▶ **JOB**: Search the material for the string "JSON", then return every line where it is found.

..........

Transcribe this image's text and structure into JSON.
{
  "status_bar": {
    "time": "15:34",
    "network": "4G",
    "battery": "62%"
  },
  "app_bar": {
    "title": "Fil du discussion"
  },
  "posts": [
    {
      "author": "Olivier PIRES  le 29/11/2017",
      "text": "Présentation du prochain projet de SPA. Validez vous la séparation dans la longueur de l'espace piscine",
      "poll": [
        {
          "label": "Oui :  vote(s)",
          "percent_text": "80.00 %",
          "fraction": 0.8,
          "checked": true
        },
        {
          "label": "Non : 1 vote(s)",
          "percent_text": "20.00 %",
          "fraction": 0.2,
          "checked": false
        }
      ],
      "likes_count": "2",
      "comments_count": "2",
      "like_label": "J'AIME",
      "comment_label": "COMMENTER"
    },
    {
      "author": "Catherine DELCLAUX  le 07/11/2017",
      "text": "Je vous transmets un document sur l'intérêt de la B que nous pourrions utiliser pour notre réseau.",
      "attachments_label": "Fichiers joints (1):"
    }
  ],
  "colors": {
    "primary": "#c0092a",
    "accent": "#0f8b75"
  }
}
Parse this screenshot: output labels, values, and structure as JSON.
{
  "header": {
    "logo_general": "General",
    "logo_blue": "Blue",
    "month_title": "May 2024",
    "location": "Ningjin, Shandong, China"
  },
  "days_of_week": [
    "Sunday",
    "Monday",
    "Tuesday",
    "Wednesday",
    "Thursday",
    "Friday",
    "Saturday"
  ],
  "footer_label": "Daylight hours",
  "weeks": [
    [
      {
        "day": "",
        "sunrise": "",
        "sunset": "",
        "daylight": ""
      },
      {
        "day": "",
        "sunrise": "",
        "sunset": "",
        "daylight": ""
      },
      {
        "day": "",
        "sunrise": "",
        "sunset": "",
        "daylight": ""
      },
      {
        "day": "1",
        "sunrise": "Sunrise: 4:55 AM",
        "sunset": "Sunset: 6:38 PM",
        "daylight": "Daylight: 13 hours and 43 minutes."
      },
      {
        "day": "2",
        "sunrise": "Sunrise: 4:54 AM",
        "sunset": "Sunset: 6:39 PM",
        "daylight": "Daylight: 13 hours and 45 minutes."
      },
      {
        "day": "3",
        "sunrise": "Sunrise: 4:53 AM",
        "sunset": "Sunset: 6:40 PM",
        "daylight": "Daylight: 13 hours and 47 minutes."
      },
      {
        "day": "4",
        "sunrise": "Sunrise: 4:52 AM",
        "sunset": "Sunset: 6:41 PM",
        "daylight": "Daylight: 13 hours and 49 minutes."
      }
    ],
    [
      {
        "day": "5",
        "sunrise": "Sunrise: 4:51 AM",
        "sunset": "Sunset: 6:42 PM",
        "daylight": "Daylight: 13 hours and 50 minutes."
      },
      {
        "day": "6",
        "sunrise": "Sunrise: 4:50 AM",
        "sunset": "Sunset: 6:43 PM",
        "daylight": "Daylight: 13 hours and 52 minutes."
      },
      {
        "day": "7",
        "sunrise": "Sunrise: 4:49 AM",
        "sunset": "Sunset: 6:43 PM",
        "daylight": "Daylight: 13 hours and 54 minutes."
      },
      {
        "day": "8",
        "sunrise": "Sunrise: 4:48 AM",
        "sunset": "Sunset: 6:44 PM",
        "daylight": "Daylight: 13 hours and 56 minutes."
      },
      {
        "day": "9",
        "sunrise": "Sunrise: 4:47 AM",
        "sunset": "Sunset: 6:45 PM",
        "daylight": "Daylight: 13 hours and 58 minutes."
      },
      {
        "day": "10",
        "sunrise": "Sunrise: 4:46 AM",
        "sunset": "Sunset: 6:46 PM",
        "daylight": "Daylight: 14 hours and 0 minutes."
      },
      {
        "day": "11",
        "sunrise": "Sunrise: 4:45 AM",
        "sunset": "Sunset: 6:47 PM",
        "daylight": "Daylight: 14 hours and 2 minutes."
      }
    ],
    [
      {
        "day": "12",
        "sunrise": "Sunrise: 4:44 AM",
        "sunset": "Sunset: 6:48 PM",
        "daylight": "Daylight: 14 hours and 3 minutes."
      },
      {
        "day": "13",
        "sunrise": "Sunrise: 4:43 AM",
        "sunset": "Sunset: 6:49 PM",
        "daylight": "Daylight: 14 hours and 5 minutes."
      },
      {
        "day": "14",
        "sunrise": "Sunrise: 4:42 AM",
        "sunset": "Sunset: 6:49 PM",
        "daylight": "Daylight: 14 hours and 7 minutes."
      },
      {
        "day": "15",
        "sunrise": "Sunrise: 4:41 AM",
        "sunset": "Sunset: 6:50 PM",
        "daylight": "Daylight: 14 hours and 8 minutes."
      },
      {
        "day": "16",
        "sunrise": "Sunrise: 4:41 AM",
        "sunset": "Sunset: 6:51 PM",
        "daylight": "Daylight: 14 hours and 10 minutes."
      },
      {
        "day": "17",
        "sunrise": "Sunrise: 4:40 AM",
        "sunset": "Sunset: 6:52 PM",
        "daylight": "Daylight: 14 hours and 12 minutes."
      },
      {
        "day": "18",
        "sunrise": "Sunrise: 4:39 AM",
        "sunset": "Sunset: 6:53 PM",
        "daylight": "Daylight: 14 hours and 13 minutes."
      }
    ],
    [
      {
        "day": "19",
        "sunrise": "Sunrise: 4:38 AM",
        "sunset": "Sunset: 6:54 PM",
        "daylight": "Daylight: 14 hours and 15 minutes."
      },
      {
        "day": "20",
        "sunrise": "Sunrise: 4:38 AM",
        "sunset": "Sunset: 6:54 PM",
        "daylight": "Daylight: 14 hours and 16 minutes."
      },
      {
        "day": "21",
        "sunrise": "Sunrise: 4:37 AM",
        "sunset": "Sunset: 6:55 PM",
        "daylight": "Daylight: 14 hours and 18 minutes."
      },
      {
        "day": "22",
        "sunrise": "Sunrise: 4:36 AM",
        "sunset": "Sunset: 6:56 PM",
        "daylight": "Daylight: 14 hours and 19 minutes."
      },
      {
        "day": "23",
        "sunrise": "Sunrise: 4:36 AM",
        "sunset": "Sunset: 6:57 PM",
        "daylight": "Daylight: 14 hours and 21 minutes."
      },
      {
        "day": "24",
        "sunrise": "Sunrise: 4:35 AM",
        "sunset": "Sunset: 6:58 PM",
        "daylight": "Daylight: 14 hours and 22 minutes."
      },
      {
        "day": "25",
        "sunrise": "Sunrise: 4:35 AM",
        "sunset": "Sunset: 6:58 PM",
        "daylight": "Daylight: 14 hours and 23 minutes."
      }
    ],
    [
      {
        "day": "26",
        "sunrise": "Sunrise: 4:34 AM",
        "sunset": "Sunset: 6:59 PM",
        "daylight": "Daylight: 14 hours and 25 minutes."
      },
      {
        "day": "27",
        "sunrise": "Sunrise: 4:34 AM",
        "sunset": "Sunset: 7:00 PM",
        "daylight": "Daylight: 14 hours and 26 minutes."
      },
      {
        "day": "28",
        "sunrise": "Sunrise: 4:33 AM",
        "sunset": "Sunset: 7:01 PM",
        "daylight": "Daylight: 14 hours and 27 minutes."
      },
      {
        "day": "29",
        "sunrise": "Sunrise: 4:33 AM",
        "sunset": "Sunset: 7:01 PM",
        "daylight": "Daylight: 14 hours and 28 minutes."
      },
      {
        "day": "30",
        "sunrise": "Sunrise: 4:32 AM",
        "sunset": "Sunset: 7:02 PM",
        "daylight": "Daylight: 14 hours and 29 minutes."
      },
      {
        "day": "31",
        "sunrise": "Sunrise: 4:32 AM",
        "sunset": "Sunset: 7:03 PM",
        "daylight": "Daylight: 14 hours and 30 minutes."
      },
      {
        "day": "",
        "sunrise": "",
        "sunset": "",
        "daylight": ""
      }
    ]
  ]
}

..........

▶ **ANSWER TO THE TASK**:
Transcribe this image's text and structure into JSON.
Parse this screenshot: output labels, values, and structure as JSON.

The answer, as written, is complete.